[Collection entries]
** START **
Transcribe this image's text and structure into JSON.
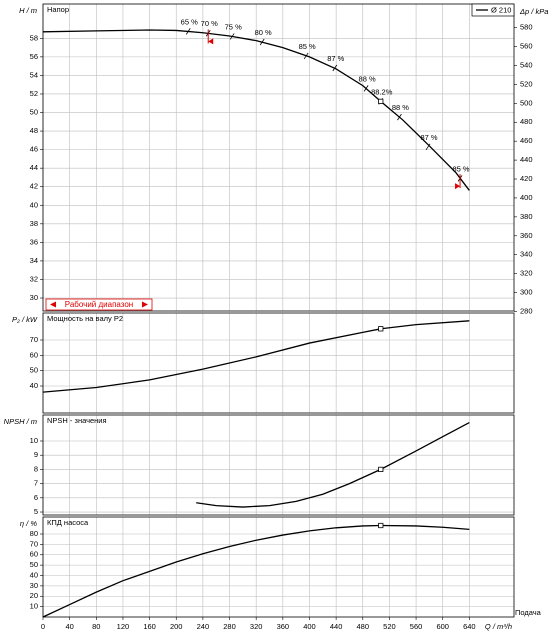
{
  "chart_data": [
    {
      "type": "line",
      "title": "Напор",
      "ylabel": "H / m",
      "y2label": "Δp / kPa",
      "xlim": [
        0,
        707
      ],
      "ylim": [
        28.6,
        61.7
      ],
      "yticks": [
        30,
        32,
        34,
        36,
        38,
        40,
        42,
        44,
        46,
        48,
        50,
        52,
        54,
        56,
        58
      ],
      "y2lim": [
        280.5,
        605
      ],
      "y2ticks": [
        280,
        300,
        320,
        340,
        360,
        380,
        400,
        420,
        440,
        460,
        480,
        500,
        520,
        540,
        560,
        580
      ],
      "grid": true,
      "legend": "upper right",
      "series": [
        {
          "name": "Ø 210",
          "color": "#000000",
          "x": [
            0,
            80,
            160,
            200,
            240,
            280,
            320,
            360,
            400,
            440,
            480,
            507,
            540,
            580,
            620,
            640
          ],
          "values": [
            58.7,
            58.8,
            58.9,
            58.85,
            58.6,
            58.25,
            57.75,
            57.0,
            56.0,
            54.7,
            52.9,
            51.2,
            49.2,
            46.4,
            43.5,
            41.6
          ]
        }
      ],
      "annotations": [
        {
          "text": "65 %",
          "x": 218,
          "y": 58.75
        },
        {
          "text": "70 %",
          "x": 248,
          "y": 58.55
        },
        {
          "text": "75 %",
          "x": 284,
          "y": 58.2
        },
        {
          "text": "80 %",
          "x": 329,
          "y": 57.6
        },
        {
          "text": "85 %",
          "x": 395,
          "y": 56.1
        },
        {
          "text": "87 %",
          "x": 438,
          "y": 54.8
        },
        {
          "text": "88 %",
          "x": 485,
          "y": 52.6
        },
        {
          "text": "88.2%",
          "x": 507,
          "y": 51.2
        },
        {
          "text": "88 %",
          "x": 535,
          "y": 49.5
        },
        {
          "text": "87 %",
          "x": 578,
          "y": 46.3
        },
        {
          "text": "85 %",
          "x": 626,
          "y": 42.9
        }
      ],
      "operating_point": {
        "x": 507,
        "y": 51.2
      },
      "working_range": {
        "label": "Рабочий диапазон",
        "x": [
          248,
          626
        ],
        "color": "#e00000"
      }
    },
    {
      "type": "line",
      "title": "Мощность на валу P2",
      "ylabel": "P₂ / kW",
      "xlim": [
        0,
        707
      ],
      "ylim": [
        22.4,
        87.6
      ],
      "yticks": [
        40,
        50,
        60,
        70
      ],
      "grid": true,
      "series": [
        {
          "color": "#000000",
          "x": [
            0,
            80,
            160,
            240,
            320,
            400,
            480,
            507,
            560,
            640
          ],
          "values": [
            36,
            39,
            44,
            51,
            59,
            68,
            75,
            77.3,
            80,
            82.5
          ]
        }
      ],
      "operating_point": {
        "x": 507,
        "y": 77.3
      }
    },
    {
      "type": "line",
      "title": "NPSH - значения",
      "ylabel": "NPSH / m",
      "xlim": [
        0,
        707
      ],
      "ylim": [
        4.79,
        11.83
      ],
      "yticks": [
        5,
        6,
        7,
        8,
        9,
        10
      ],
      "grid": true,
      "series": [
        {
          "color": "#000000",
          "x": [
            230,
            260,
            300,
            340,
            380,
            420,
            460,
            507,
            560,
            600,
            640
          ],
          "values": [
            5.65,
            5.45,
            5.35,
            5.45,
            5.75,
            6.25,
            7.0,
            8.0,
            9.3,
            10.3,
            11.3
          ]
        }
      ],
      "operating_point": {
        "x": 507,
        "y": 8.0
      }
    },
    {
      "type": "line",
      "title": "КПД насоса",
      "ylabel": "η / %",
      "xlim": [
        0,
        707
      ],
      "ylim": [
        0,
        96.4
      ],
      "yticks": [
        10,
        20,
        30,
        40,
        50,
        60,
        70,
        80
      ],
      "grid": true,
      "xticks": [
        0,
        40,
        80,
        120,
        160,
        200,
        240,
        280,
        320,
        360,
        400,
        440,
        480,
        520,
        560,
        600,
        640
      ],
      "xlabel": "Q / m³/h",
      "x_axis_title": "Подача",
      "series": [
        {
          "color": "#000000",
          "x": [
            0,
            40,
            80,
            120,
            160,
            200,
            240,
            280,
            320,
            360,
            400,
            440,
            480,
            507,
            560,
            600,
            640
          ],
          "values": [
            0,
            12,
            24,
            35,
            44,
            53,
            61,
            68,
            74,
            79,
            83,
            86,
            87.8,
            88.2,
            87.8,
            86.5,
            84.5
          ]
        }
      ],
      "operating_point": {
        "x": 507,
        "y": 88.2
      }
    }
  ]
}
** END **
What is being asked – From the data above, copy out every line with the string "text" in it.

Task response –
Transcribe this image's text and structure into JSON.
          "text": "65 %",
          "text": "70 %",
          "text": "75 %",
          "text": "80 %",
          "text": "85 %",
          "text": "87 %",
          "text": "88 %",
          "text": "88.2%",
          "text": "88 %",
          "text": "87 %",
          "text": "85 %",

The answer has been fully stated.